WHAT TO WORK ON —
Quote the listing below in its entirety, omitting every image.
* * * *
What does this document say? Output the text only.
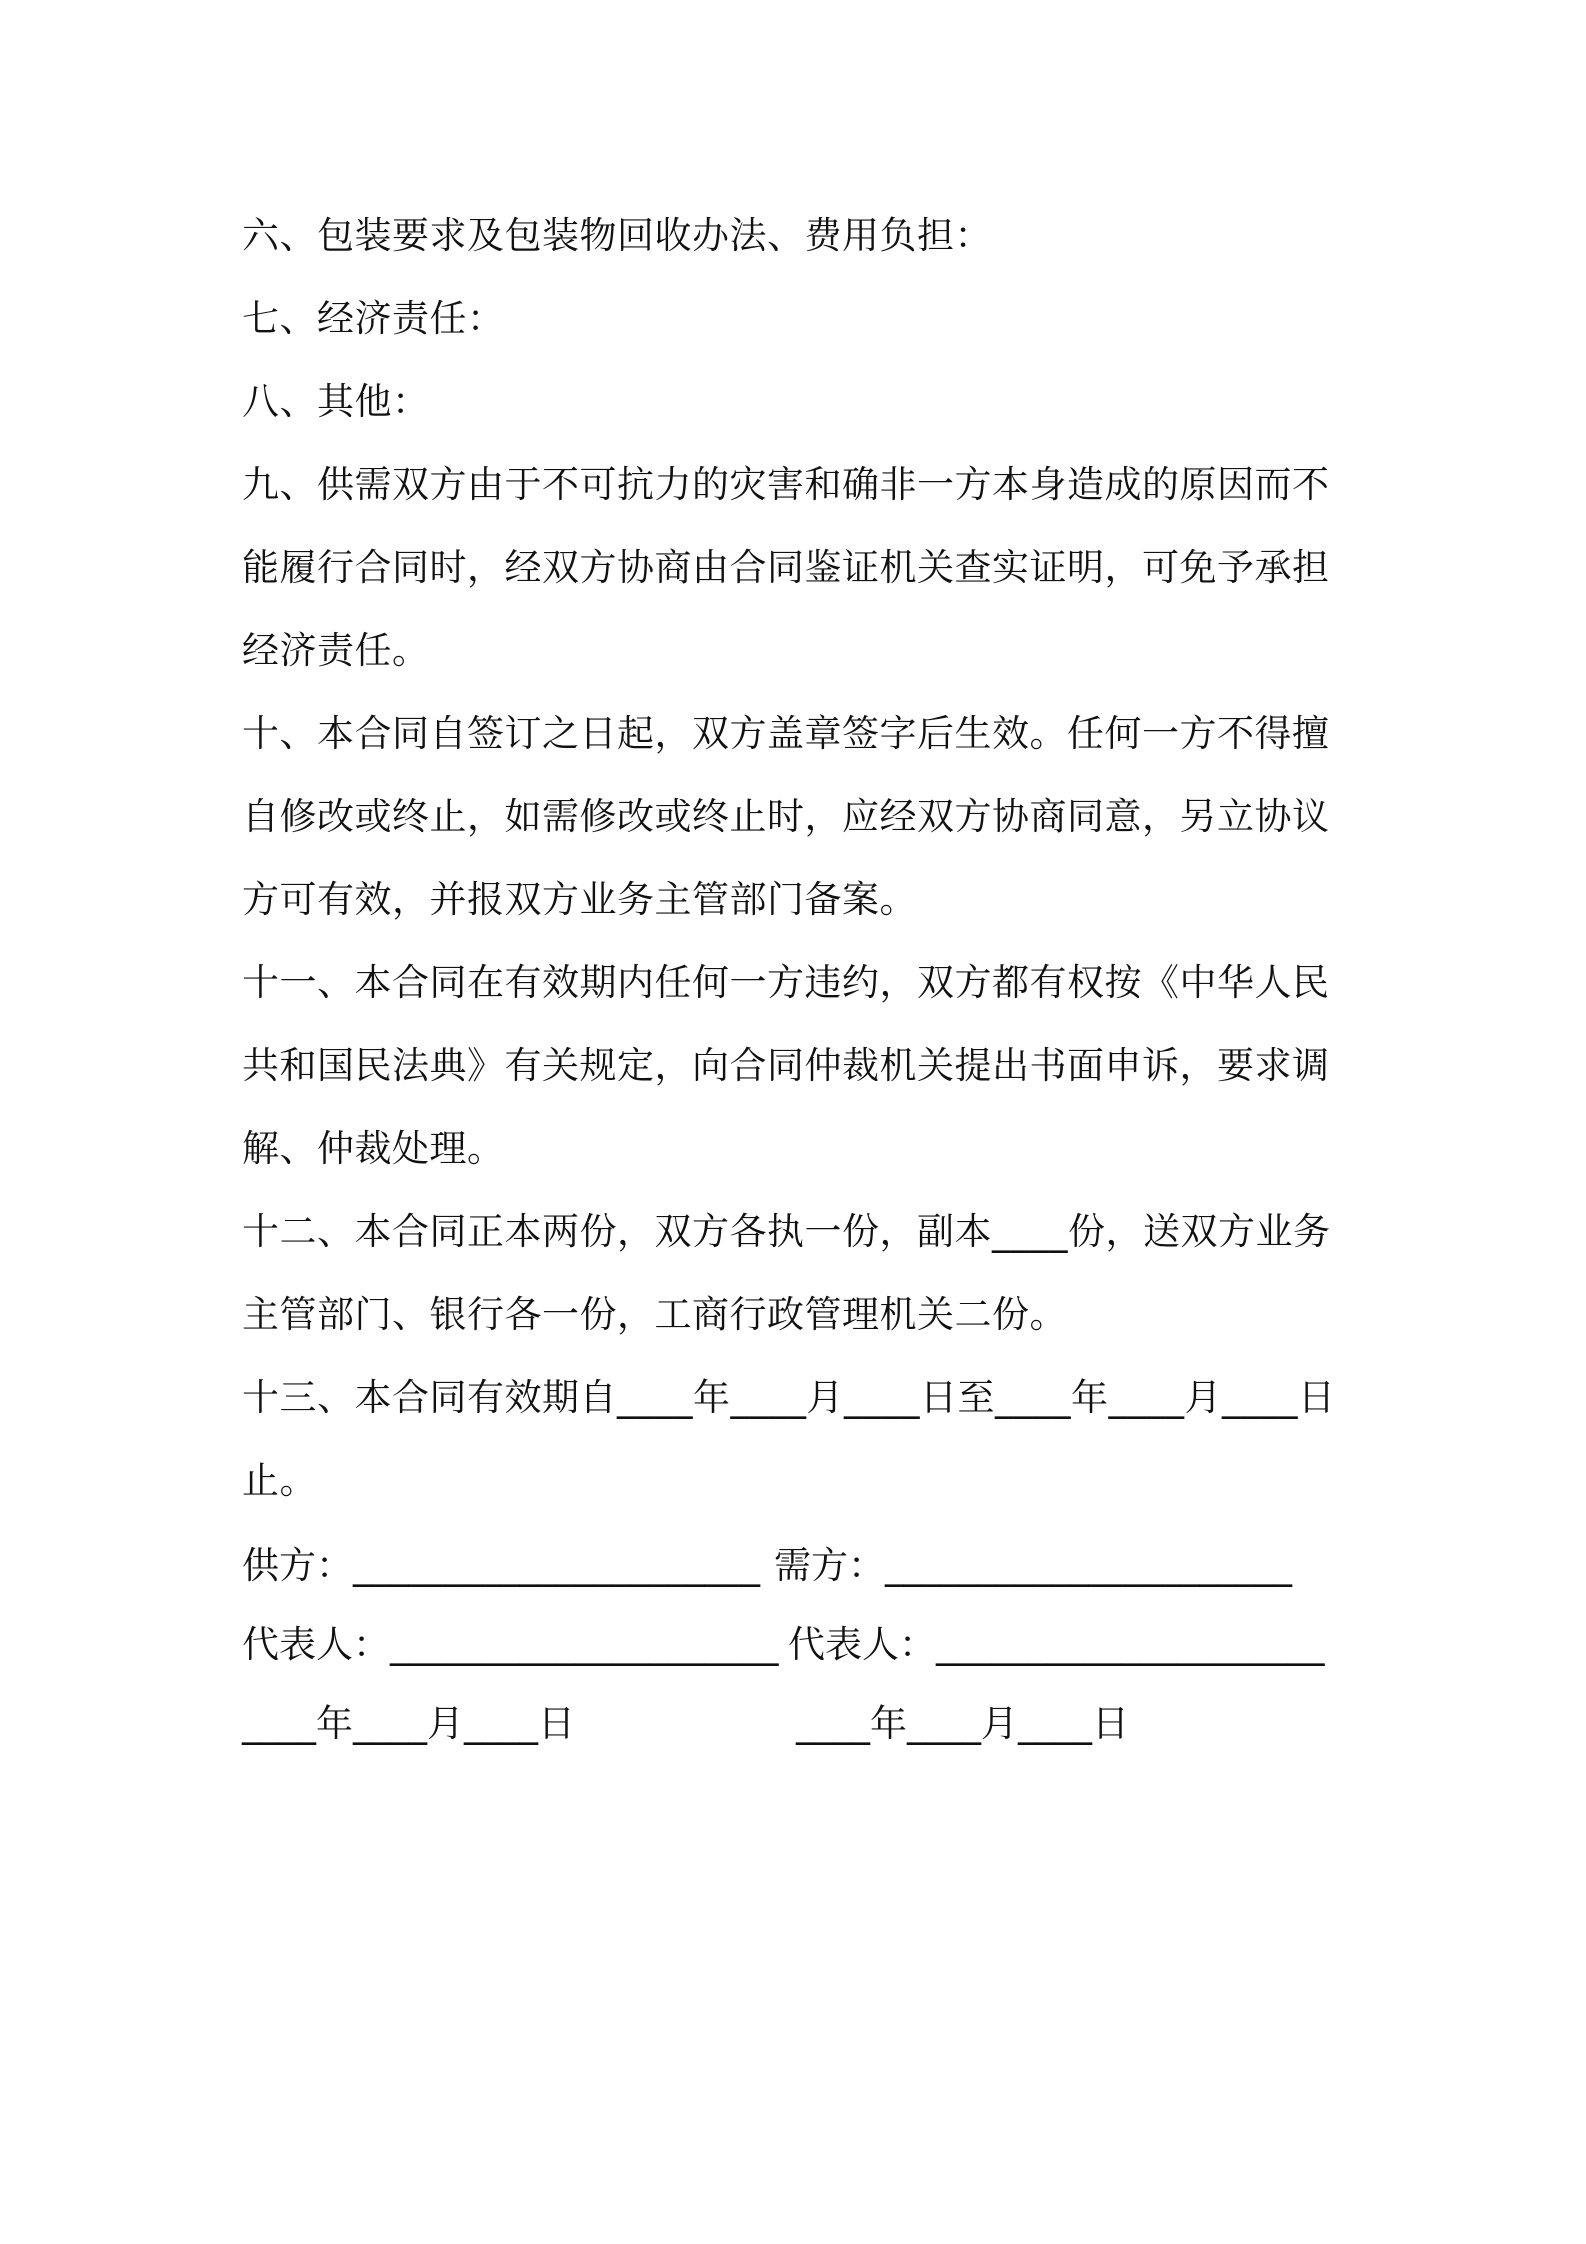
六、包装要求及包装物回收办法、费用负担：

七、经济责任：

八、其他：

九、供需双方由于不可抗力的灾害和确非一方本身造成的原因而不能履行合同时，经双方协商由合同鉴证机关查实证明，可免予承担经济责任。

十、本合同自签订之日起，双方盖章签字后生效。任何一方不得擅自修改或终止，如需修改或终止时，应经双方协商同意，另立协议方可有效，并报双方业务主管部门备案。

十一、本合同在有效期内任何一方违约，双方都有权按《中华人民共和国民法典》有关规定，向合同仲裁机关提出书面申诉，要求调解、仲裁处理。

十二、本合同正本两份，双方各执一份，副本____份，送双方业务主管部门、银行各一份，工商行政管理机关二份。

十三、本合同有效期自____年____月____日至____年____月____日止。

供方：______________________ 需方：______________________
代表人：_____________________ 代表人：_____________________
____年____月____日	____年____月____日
* * * *
PROBLEM SOLUTION —
What does this document say? Output the text only.
六、包装要求及包装物回收办法、费用负担：

七、经济责任：

八、其他：

九、供需双方由于不可抗力的灾害和确非一方本身造成的原因而不能履行合同时，经双方协商由合同鉴证机关查实证明，可免予承担经济责任。

十、本合同自签订之日起，双方盖章签字后生效。任何一方不得擅自修改或终止，如需修改或终止时，应经双方协商同意，另立协议方可有效，并报双方业务主管部门备案。

十一、本合同在有效期内任何一方违约，双方都有权按《中华人民共和国民法典》有关规定，向合同仲裁机关提出书面申诉，要求调解、仲裁处理。

十二、本合同正本两份，双方各执一份，副本____份，送双方业务主管部门、银行各一份，工商行政管理机关二份。

十三、本合同有效期自____年____月____日至____年____月____日止。

供方：______________________ 需方：______________________
代表人：_____________________ 代表人：_____________________
____年____月____日	____年____月____日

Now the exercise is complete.